» **To do**: Extract every line that contains the word "Closure".

### Source data ###

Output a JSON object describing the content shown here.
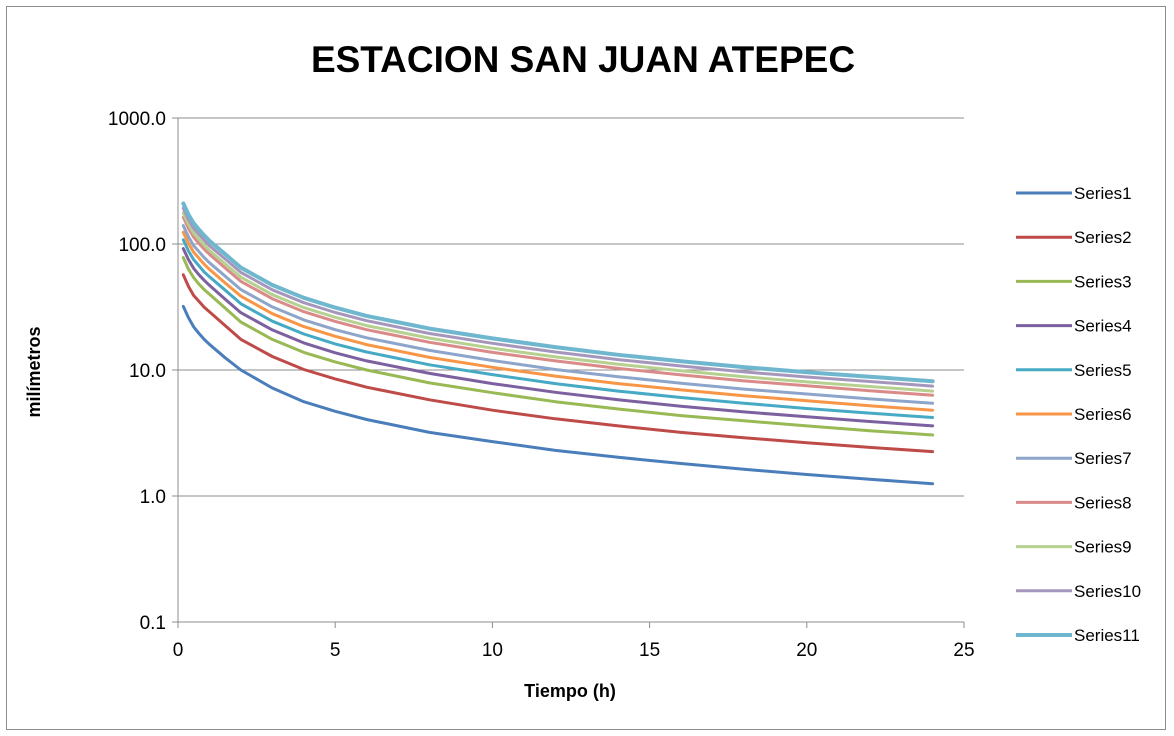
{
  "chart_data": {
    "type": "line",
    "title": "ESTACION SAN JUAN ATEPEC",
    "xlabel": "Tiempo (h)",
    "ylabel": "milímetros",
    "xlim": [
      0,
      25
    ],
    "ylim": [
      0.1,
      1000
    ],
    "yscale": "log",
    "grid": "horizontal",
    "legend_position": "right",
    "x_ticks": [
      "0",
      "5",
      "10",
      "15",
      "20",
      "25"
    ],
    "y_ticks": [
      "0.1",
      "1.0",
      "10.0",
      "100.0",
      "1000.0"
    ],
    "x": [
      0.167,
      0.333,
      0.5,
      0.667,
      0.833,
      1,
      1.5,
      2,
      3,
      4,
      5,
      6,
      8,
      10,
      12,
      14,
      16,
      18,
      20,
      22,
      24
    ],
    "series": [
      {
        "name": "Series1",
        "color": "#4a7ebb",
        "values": [
          32,
          26,
          22,
          19.5,
          17.5,
          16,
          12.5,
          10,
          7.2,
          5.6,
          4.7,
          4.05,
          3.2,
          2.7,
          2.3,
          2.03,
          1.81,
          1.63,
          1.48,
          1.36,
          1.25
        ]
      },
      {
        "name": "Series2",
        "color": "#be4b48",
        "values": [
          57,
          46,
          39,
          35,
          31.5,
          29,
          22.5,
          17.5,
          12.8,
          10.1,
          8.5,
          7.3,
          5.8,
          4.8,
          4.1,
          3.6,
          3.2,
          2.9,
          2.65,
          2.43,
          2.25
        ]
      },
      {
        "name": "Series3",
        "color": "#98b954",
        "values": [
          78,
          63,
          54,
          48,
          43.5,
          40,
          31,
          24,
          17.5,
          13.8,
          11.6,
          10,
          7.9,
          6.6,
          5.6,
          4.9,
          4.35,
          3.95,
          3.6,
          3.3,
          3.05
        ]
      },
      {
        "name": "Series4",
        "color": "#7d60a0",
        "values": [
          92,
          75,
          64,
          57,
          51.5,
          47,
          36.5,
          28.5,
          20.8,
          16.4,
          13.7,
          11.8,
          9.4,
          7.8,
          6.65,
          5.8,
          5.15,
          4.65,
          4.25,
          3.9,
          3.6
        ]
      },
      {
        "name": "Series5",
        "color": "#46aac5",
        "values": [
          108,
          88,
          75,
          67,
          60,
          55,
          43,
          33.5,
          24.4,
          19.3,
          16.1,
          13.9,
          11,
          9.2,
          7.8,
          6.8,
          6.05,
          5.45,
          4.95,
          4.55,
          4.2
        ]
      },
      {
        "name": "Series6",
        "color": "#f79646",
        "values": [
          124,
          101,
          86,
          77,
          69,
          63,
          49,
          38.5,
          28,
          22.1,
          18.5,
          15.9,
          12.6,
          10.5,
          8.95,
          7.8,
          6.95,
          6.25,
          5.7,
          5.2,
          4.8
        ]
      },
      {
        "name": "Series7",
        "color": "#8ea5cb",
        "values": [
          140,
          114,
          97,
          87,
          78,
          71,
          55.5,
          43.5,
          31.7,
          25,
          20.9,
          18,
          14.3,
          11.9,
          10.1,
          8.85,
          7.85,
          7.05,
          6.45,
          5.9,
          5.45
        ]
      },
      {
        "name": "Series8",
        "color": "#da8b89",
        "values": [
          163,
          133,
          113,
          101,
          91,
          83,
          64.5,
          50.5,
          36.8,
          29,
          24.3,
          20.9,
          16.6,
          13.8,
          11.8,
          10.3,
          9.15,
          8.2,
          7.5,
          6.85,
          6.3
        ]
      },
      {
        "name": "Series9",
        "color": "#b6d08f",
        "values": [
          176,
          143,
          122,
          109,
          98,
          89,
          69.5,
          54.5,
          39.6,
          31.3,
          26.2,
          22.5,
          17.9,
          14.9,
          12.7,
          11.1,
          9.85,
          8.85,
          8.05,
          7.4,
          6.8
        ]
      },
      {
        "name": "Series10",
        "color": "#a597bc",
        "values": [
          192,
          156,
          133,
          119,
          107,
          97,
          76,
          59.5,
          43.3,
          34.2,
          28.6,
          24.6,
          19.5,
          16.3,
          13.9,
          12.1,
          10.75,
          9.65,
          8.8,
          8.1,
          7.45
        ]
      },
      {
        "name": "Series11",
        "color": "#6fb7cf",
        "values": [
          210,
          171,
          146,
          130,
          117,
          106,
          83,
          65,
          47.3,
          37.4,
          31.3,
          26.9,
          21.3,
          17.8,
          15.2,
          13.2,
          11.75,
          10.55,
          9.6,
          8.85,
          8.15
        ]
      }
    ]
  }
}
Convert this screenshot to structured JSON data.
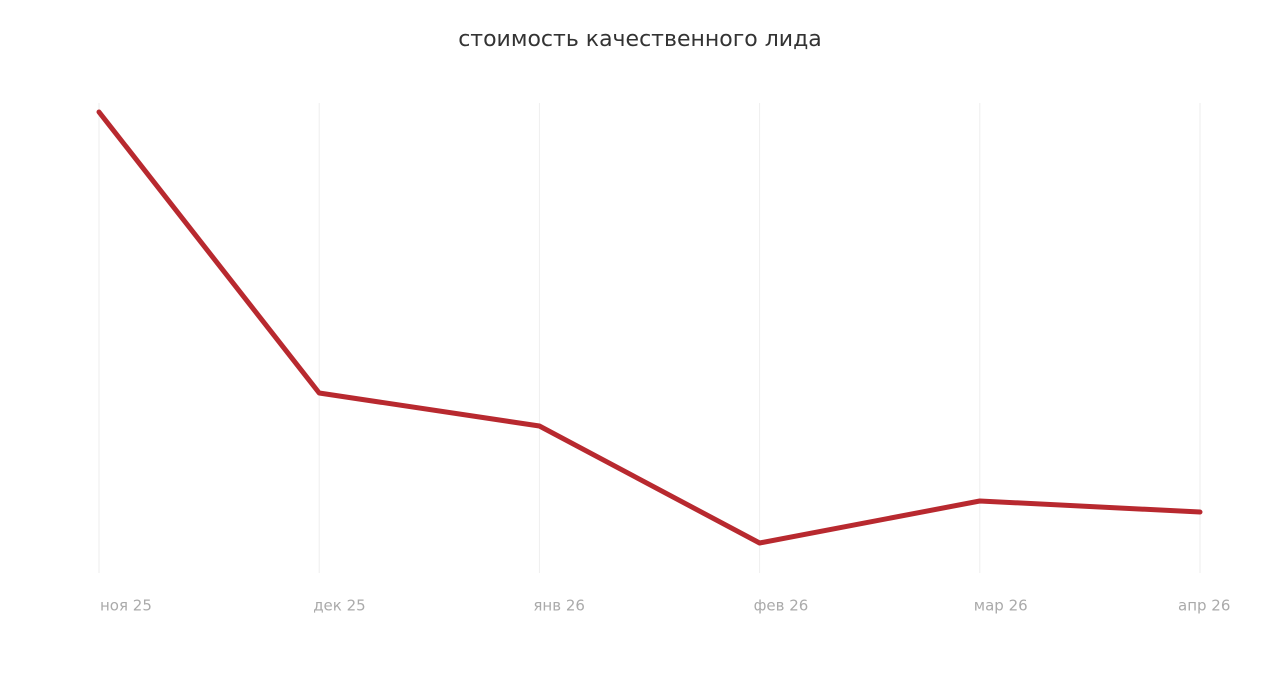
{
  "chart_data": {
    "type": "line",
    "title": "стоимость качественного лида",
    "categories": [
      "ноя 25",
      "дек 25",
      "янв 26",
      "фев 26",
      "мар 26",
      "апр 26"
    ],
    "values": [
      461,
      180,
      147,
      30,
      72,
      61
    ],
    "color": "#b8292f",
    "ylim": [
      0,
      470
    ],
    "grid": true
  }
}
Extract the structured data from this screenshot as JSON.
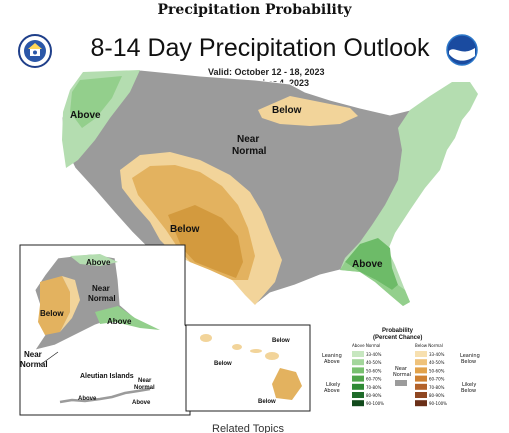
{
  "page": {
    "heading": "Precipitation Probability",
    "related_partial": "Related Topics"
  },
  "map": {
    "title": "8-14 Day Precipitation Outlook",
    "valid_line": "Valid:  October 12 - 18, 2023",
    "issued_line": "Issued:  October 4, 2023",
    "labels": {
      "above_west": "Above",
      "below_north": "Below",
      "near_normal_center_1": "Near",
      "near_normal_center_2": "Normal",
      "below_southwest": "Below",
      "above_southeast": "Above",
      "ak_above_north": "Above",
      "ak_near_1": "Near",
      "ak_near_2": "Normal",
      "ak_below": "Below",
      "ak_above_south": "Above",
      "ak_near_sw_1": "Near",
      "ak_near_sw_2": "Normal",
      "aleutian_title": "Aleutian Islands",
      "aleutian_near_1": "Near",
      "aleutian_near_2": "Normal",
      "aleutian_above_1": "Above",
      "aleutian_above_2": "Above",
      "hi_below_1": "Below",
      "hi_below_2": "Below",
      "hi_below_3": "Below"
    },
    "colors": {
      "near_normal": "#9b9b9b",
      "above_leaning": "#b4ddb0",
      "above_40": "#93cf8c",
      "above_50": "#6dbb68",
      "below_leaning": "#f2d49a",
      "below_40": "#e3b25f",
      "below_50": "#d39a3e"
    }
  },
  "legend": {
    "title_1": "Probability",
    "title_2": "(Percent Chance)",
    "col_above": "Above Normal",
    "col_below": "Below Normal",
    "near_label_1": "Near",
    "near_label_2": "Normal",
    "leaning_above_1": "Leaning",
    "leaning_above_2": "Above",
    "likely_above_1": "Likely",
    "likely_above_2": "Above",
    "leaning_below_1": "Leaning",
    "leaning_below_2": "Below",
    "likely_below_1": "Likely",
    "likely_below_2": "Below",
    "ranges": [
      "33-40%",
      "40-50%",
      "50-60%",
      "60-70%",
      "70-80%",
      "80-90%",
      "90-100%"
    ],
    "above_colors": [
      "#c7e7c0",
      "#a3d69b",
      "#78c06f",
      "#4fa54a",
      "#2f8a35",
      "#1f6b2a",
      "#114a1c"
    ],
    "below_colors": [
      "#f7e0b0",
      "#efc27a",
      "#e2a24a",
      "#cf8132",
      "#b3622a",
      "#8f4722",
      "#6a2f18"
    ]
  }
}
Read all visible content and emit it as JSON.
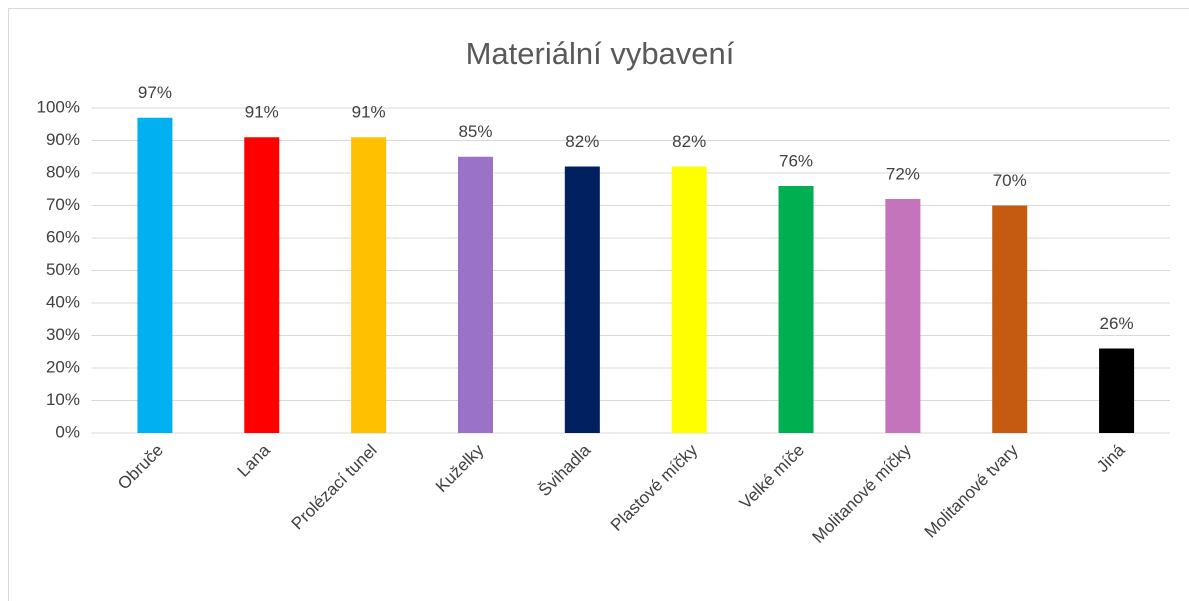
{
  "chart_data": {
    "type": "bar",
    "title": "Materiální vybavení",
    "categories": [
      "Obruče",
      "Lana",
      "Prolézací tunel",
      "Kuželky",
      "Švihadla",
      "Plastové míčky",
      "Velké míče",
      "Molitanové míčky",
      "Molitanové tvary",
      "Jiná"
    ],
    "values": [
      97,
      91,
      91,
      85,
      82,
      82,
      76,
      72,
      70,
      26
    ],
    "value_labels": [
      "97%",
      "91%",
      "91%",
      "85%",
      "82%",
      "82%",
      "76%",
      "72%",
      "70%",
      "26%"
    ],
    "colors": [
      "#00b0f0",
      "#ff0000",
      "#ffc000",
      "#9a72c8",
      "#002060",
      "#ffff00",
      "#00b050",
      "#c374bb",
      "#c55a11",
      "#000000"
    ],
    "ylim": [
      0,
      100
    ],
    "yticks": [
      {
        "value": 0,
        "label": "0%"
      },
      {
        "value": 10,
        "label": "10%"
      },
      {
        "value": 20,
        "label": "20%"
      },
      {
        "value": 30,
        "label": "30%"
      },
      {
        "value": 40,
        "label": "40%"
      },
      {
        "value": 50,
        "label": "50%"
      },
      {
        "value": 60,
        "label": "60%"
      },
      {
        "value": 70,
        "label": "70%"
      },
      {
        "value": 80,
        "label": "80%"
      },
      {
        "value": 90,
        "label": "90%"
      },
      {
        "value": 100,
        "label": "100%"
      }
    ],
    "grid": true
  }
}
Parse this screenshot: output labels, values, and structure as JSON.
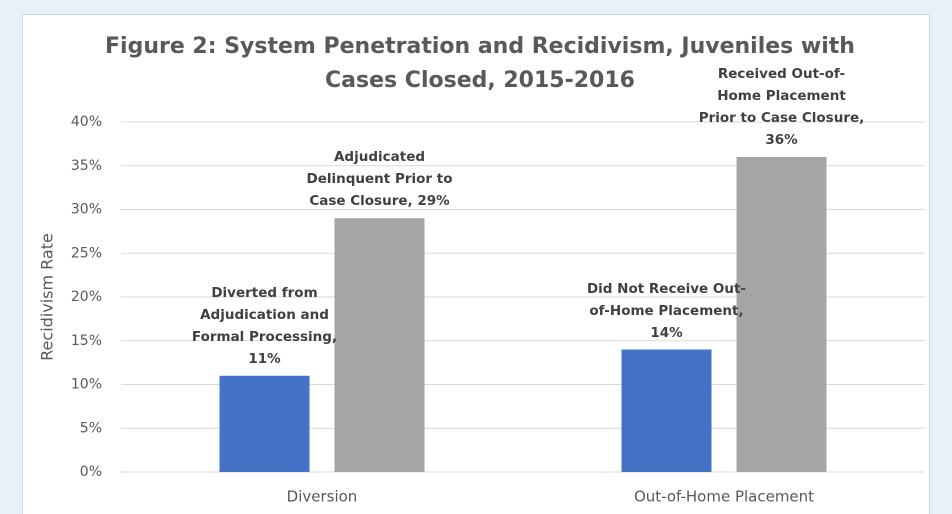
{
  "chart_data": {
    "type": "bar",
    "title": "Figure 2: System Penetration and Recidivism, Juveniles with Cases Closed, 2015-2016",
    "y_label": "Recidivism Rate",
    "categories": [
      "Diversion",
      "Out-of-Home Placement"
    ],
    "series": [
      {
        "color": "#4472c4",
        "values": [
          11,
          14
        ],
        "value_labels": [
          "Diverted from Adjudication and Formal Processing, 11%",
          "Did Not Receive Out-of-Home Placement, 14%"
        ]
      },
      {
        "color": "#a5a5a5",
        "values": [
          29,
          36
        ],
        "value_labels": [
          "Adjudicated Delinquent Prior to Case Closure, 29%",
          "Received Out-of-Home Placement Prior to Case Closure, 36%"
        ]
      }
    ],
    "ylim": [
      0,
      40
    ],
    "yticks": [
      {
        "value": 0,
        "label": "0%"
      },
      {
        "value": 5,
        "label": "5%"
      },
      {
        "value": 10,
        "label": "10%"
      },
      {
        "value": 15,
        "label": "15%"
      },
      {
        "value": 20,
        "label": "20%"
      },
      {
        "value": 25,
        "label": "25%"
      },
      {
        "value": 30,
        "label": "30%"
      },
      {
        "value": 35,
        "label": "35%"
      },
      {
        "value": 40,
        "label": "40%"
      }
    ],
    "grid": true
  }
}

###

» **Finished task**:
          "Adjudicated Delinquent Prior to Case Closure, 29%",
          "Received Out-of-Home Placement Prior to Case Closure, 36%"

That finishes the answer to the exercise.